[PATCH rdma-next 27/50] RDMA/rdmavt: Split user and kernel CQ creation paths

Leon Romanovsky posted 50 patches 1 month, 2 weeks ago
[PATCH rdma-next 27/50] RDMA/rdmavt: Split user and kernel CQ creation paths
Posted by Leon Romanovsky 1 month, 2 weeks ago
From: Leon Romanovsky <leonro@nvidia.com>

Separate the CQ creation logic into distinct kernel and user flows.

Signed-off-by: Leon Romanovsky <leonro@nvidia.com>
---
 drivers/infiniband/sw/rdmavt/cq.c | 144 +++++++++++++++++++++++++++-----------
 drivers/infiniband/sw/rdmavt/cq.h |   2 +
 drivers/infiniband/sw/rdmavt/vt.c |   1 +
 3 files changed, 106 insertions(+), 41 deletions(-)

-=-=-=-=-

▸ Given instruction A
According to the patch posting, how many files does the change touch?
▸ Given instruction B
Render this sentence from the patch posting in Spanish: "Separate the CQ creation logic into distinct kernel and user flows."
▸ Given instruction C
Reproduce the patch posting verbatim from "Leon Romanovsky posted" up to and including "insertions(+), 41 deletions(-)".
The rows below the patch posting were taken from a different source.

-=-=-=-=-

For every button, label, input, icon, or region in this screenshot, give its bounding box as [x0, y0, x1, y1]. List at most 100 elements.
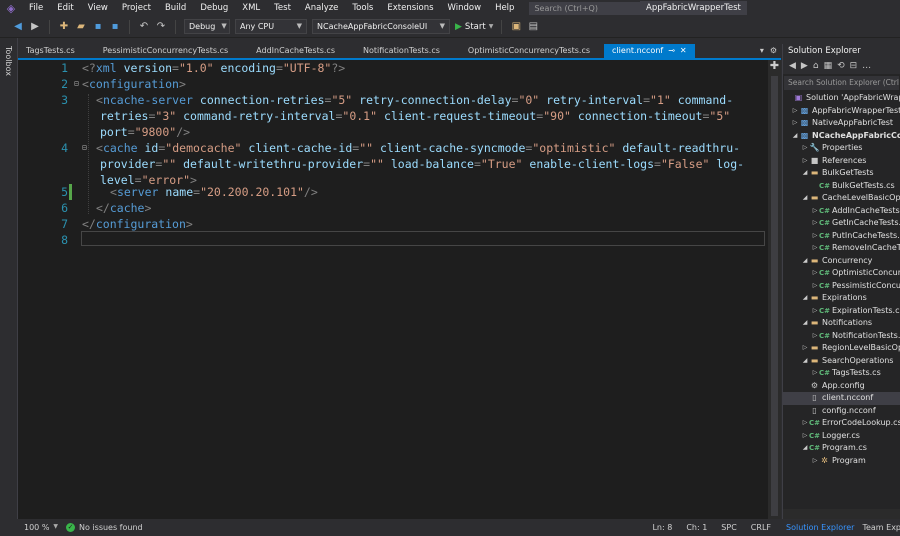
- editor-vertical-scrollbar[interactable]: ✚: [768, 60, 781, 519]
- code-editor[interactable]: 1 2 3 4 5 6 7 8 ⊟ ⊟ <?xml version="1.0" …: [18, 60, 768, 519]
- tab-solution-explorer[interactable]: Solution Explorer: [782, 519, 858, 536]
- fold-collapse-icon[interactable]: ⊟: [82, 140, 87, 156]
- tree-item[interactable]: ▷ 🔧 Properties: [801, 142, 863, 155]
- fold-collapse-icon[interactable]: ⊟: [74, 76, 79, 92]
- forward-nav-icon[interactable]: ▶: [29, 21, 41, 32]
- menu-debug[interactable]: Debug: [193, 0, 235, 16]
- chevron-right-icon: ▷: [812, 331, 818, 339]
- more-options-icon[interactable]: …: [862, 61, 871, 71]
- tab-team-explorer[interactable]: Team Explorer: [858, 519, 900, 536]
- configuration-select[interactable]: Debug ▼: [184, 19, 230, 34]
- tree-item[interactable]: ▷ C# TagsTests.cs: [811, 367, 881, 380]
- solution-explorer-search[interactable]: Search Solution Explorer (Ctrl+;): [784, 76, 899, 90]
- new-project-icon[interactable]: ✚: [58, 21, 70, 32]
- tree-item[interactable]: ▣Solution 'AppFabricWrapperTest': [785, 92, 900, 105]
- undo-icon[interactable]: ↶: [138, 21, 150, 32]
- tree-item[interactable]: ◢ C# Program.cs: [801, 442, 867, 455]
- whitespace-indicator[interactable]: SPC: [721, 523, 737, 532]
- scrollbar-thumb[interactable]: [771, 76, 778, 516]
- code-line-3: <ncache-server connection-retries="5" re…: [96, 93, 734, 107]
- tree-item[interactable]: ▷C#GetInCacheTests.cs: [811, 217, 900, 230]
- hot-reload-icon[interactable]: ▣: [510, 21, 522, 32]
- startup-project-select[interactable]: NCacheAppFabricConsoleUI ▼: [312, 19, 450, 34]
- standard-toolbar: ◀ ▶ ✚ ▰ ▪ ▪ ↶ ↷ Debug ▼ Any CPU ▼ NCacheAp…: [0, 16, 900, 38]
- sync-icon[interactable]: ⟲: [837, 61, 845, 71]
- toolbar-options-icon[interactable]: ▤: [527, 21, 539, 32]
- redo-icon[interactable]: ↷: [155, 21, 167, 32]
- menu-view[interactable]: View: [81, 0, 115, 16]
- tab-tagstests[interactable]: TagsTests.cs: [18, 44, 83, 58]
- start-button[interactable]: ▶ Start ▼: [455, 22, 493, 32]
- tree-item[interactable]: ▷ C# Logger.cs: [801, 430, 860, 443]
- code-line-6: </cache>: [96, 201, 152, 215]
- menu-project[interactable]: Project: [115, 0, 158, 16]
- issues-indicator[interactable]: ✓ No issues found: [66, 523, 143, 532]
- back-nav-icon[interactable]: ◀: [12, 21, 24, 32]
- zoom-select[interactable]: 100 % ▼: [18, 523, 66, 532]
- save-all-icon[interactable]: ▪: [109, 21, 121, 32]
- solution-explorer-horizontal-scrollbar[interactable]: [783, 509, 900, 519]
- tree-item[interactable]: ▷ C# ExpirationTests.cs: [811, 305, 900, 318]
- tree-item[interactable]: ▯ config.ncconf: [801, 405, 875, 418]
- menu-analyze[interactable]: Analyze: [298, 0, 346, 16]
- tree-item[interactable]: ◢ ▬ Expirations: [801, 292, 867, 305]
- home-icon[interactable]: ⌂: [813, 61, 819, 71]
- toolbar-separator: [129, 19, 130, 34]
- tree-item[interactable]: ◢▩NCacheAppFabricConsoleUI: [791, 130, 900, 143]
- platform-select[interactable]: Any CPU ▼: [235, 19, 307, 34]
- tree-item[interactable]: ▷C#PessimisticConcurrencyTests.cs: [811, 280, 900, 293]
- tab-add-in-cache-tests[interactable]: AddInCacheTests.cs: [248, 44, 343, 58]
- menu-window[interactable]: Window: [441, 0, 489, 16]
- forward-icon[interactable]: ▶: [801, 61, 808, 71]
- save-icon[interactable]: ▪: [92, 21, 104, 32]
- line-ending-indicator[interactable]: CRLF: [751, 523, 771, 532]
- close-icon[interactable]: ✕: [680, 44, 687, 58]
- code-line-3-wrap: port="9800"/>: [100, 125, 191, 139]
- pin-icon[interactable]: ⊸: [668, 44, 675, 58]
- tree-item[interactable]: ▷ ▩ NativeAppFabricTest: [791, 117, 893, 130]
- tab-notification-tests[interactable]: NotificationTests.cs: [355, 44, 448, 58]
- tree-item[interactable]: ▷ C# ErrorCodeLookup.cs: [801, 417, 900, 430]
- tree-item[interactable]: ◢ ▬ BulkGetTests: [801, 167, 874, 180]
- menu-help[interactable]: Help: [488, 0, 521, 16]
- toolbox-tab[interactable]: Toolbox: [4, 46, 13, 76]
- collapse-all-icon[interactable]: ⊟: [850, 61, 858, 71]
- tab-list-dropdown-icon[interactable]: ▾: [760, 44, 764, 58]
- tree-item-selected[interactable]: ▯ client.ncconf: [783, 392, 900, 405]
- tree-item[interactable]: ▷C#PutInCacheTests.cs: [811, 230, 900, 243]
- tree-item[interactable]: ◢ ▬ SearchOperations: [801, 355, 894, 368]
- tab-client-ncconf-label: client.ncconf: [612, 46, 664, 55]
- play-icon: ▶: [455, 21, 462, 32]
- tree-item[interactable]: ◢ ▬ Concurrency: [801, 255, 873, 268]
- tree-item[interactable]: ▷C#RemoveInCacheTests.cs: [811, 242, 900, 255]
- split-window-icon[interactable]: ✚: [768, 60, 781, 72]
- menu-edit[interactable]: Edit: [50, 0, 80, 16]
- tree-item[interactable]: ▷▬RegionLevelBasicOperations: [801, 342, 900, 355]
- tab-pessimistic-concurrency-tests[interactable]: PessimisticConcurrencyTests.cs: [95, 44, 236, 58]
- open-folder-icon[interactable]: ▰: [75, 21, 87, 32]
- tree-item[interactable]: ▷ ▩ AppFabricWrapperTest: [791, 105, 900, 118]
- switch-views-icon[interactable]: ▦: [824, 61, 833, 71]
- menu-build[interactable]: Build: [158, 0, 193, 16]
- menu-test[interactable]: Test: [267, 0, 298, 16]
- menu-extensions[interactable]: Extensions: [380, 0, 440, 16]
- tree-item[interactable]: ⚙ App.config: [801, 380, 865, 393]
- menu-file[interactable]: File: [22, 0, 50, 16]
- menu-xml[interactable]: XML: [235, 0, 267, 16]
- toolbar-separator: [49, 19, 50, 34]
- tree-item[interactable]: ◢▬CacheLevelBasicOperations: [801, 192, 900, 205]
- solution-explorer-title: Solution Explorer: [783, 44, 900, 58]
- tab-client-ncconf[interactable]: client.ncconf ⊸ ✕: [604, 44, 695, 58]
- chevron-down-icon: ◢: [802, 194, 808, 201]
- tree-item[interactable]: ▷ ■ References: [801, 155, 867, 168]
- tab-optimistic-concurrency-tests[interactable]: OptimisticConcurrencyTests.cs: [460, 44, 598, 58]
- tree-item[interactable]: C# BulkGetTests.cs: [811, 180, 895, 193]
- tree-item[interactable]: ▷C#OptimisticConcurrencyTests.cs: [811, 267, 900, 280]
- tree-item[interactable]: ▷ ✲ Program: [811, 455, 866, 468]
- tree-item[interactable]: ▷C#NotificationTests.cs: [811, 330, 900, 343]
- back-icon[interactable]: ◀: [789, 61, 796, 71]
- gear-icon[interactable]: ⚙: [770, 44, 777, 58]
- menu-tools[interactable]: Tools: [345, 0, 380, 16]
- tree-item[interactable]: ◢ ▬ Notifications: [801, 317, 872, 330]
- tree-item[interactable]: ▷C#AddInCacheTests.cs: [811, 205, 900, 218]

-=-=-=-=-

▸ Expected answer A
Three files.

▸ Expected answer B
Separa la lógica de creación de la CQ en flujos independientes de kernel y de usuario.

▸ Expected answer C
Leon Romanovsky posted 50 patches 1 month, 2 weeks ago
[PATCH rdma-next 27/50] RDMA/rdmavt: Split user and kernel CQ creation paths
Posted by Leon Romanovsky 1 month, 2 weeks ago
From: Leon Romanovsky <leonro@nvidia.com>

Separate the CQ creation logic into distinct kernel and user flows.

Signed-off-by: Leon Romanovsky <leonro@nvidia.com>
---
 drivers/infiniband/sw/rdmavt/cq.c | 144 +++++++++++++++++++++++++++-----------
 drivers/infiniband/sw/rdmavt/cq.h |   2 +
 drivers/infiniband/sw/rdmavt/vt.c |   1 +
 3 files changed, 106 insertions(+), 41 deletions(-)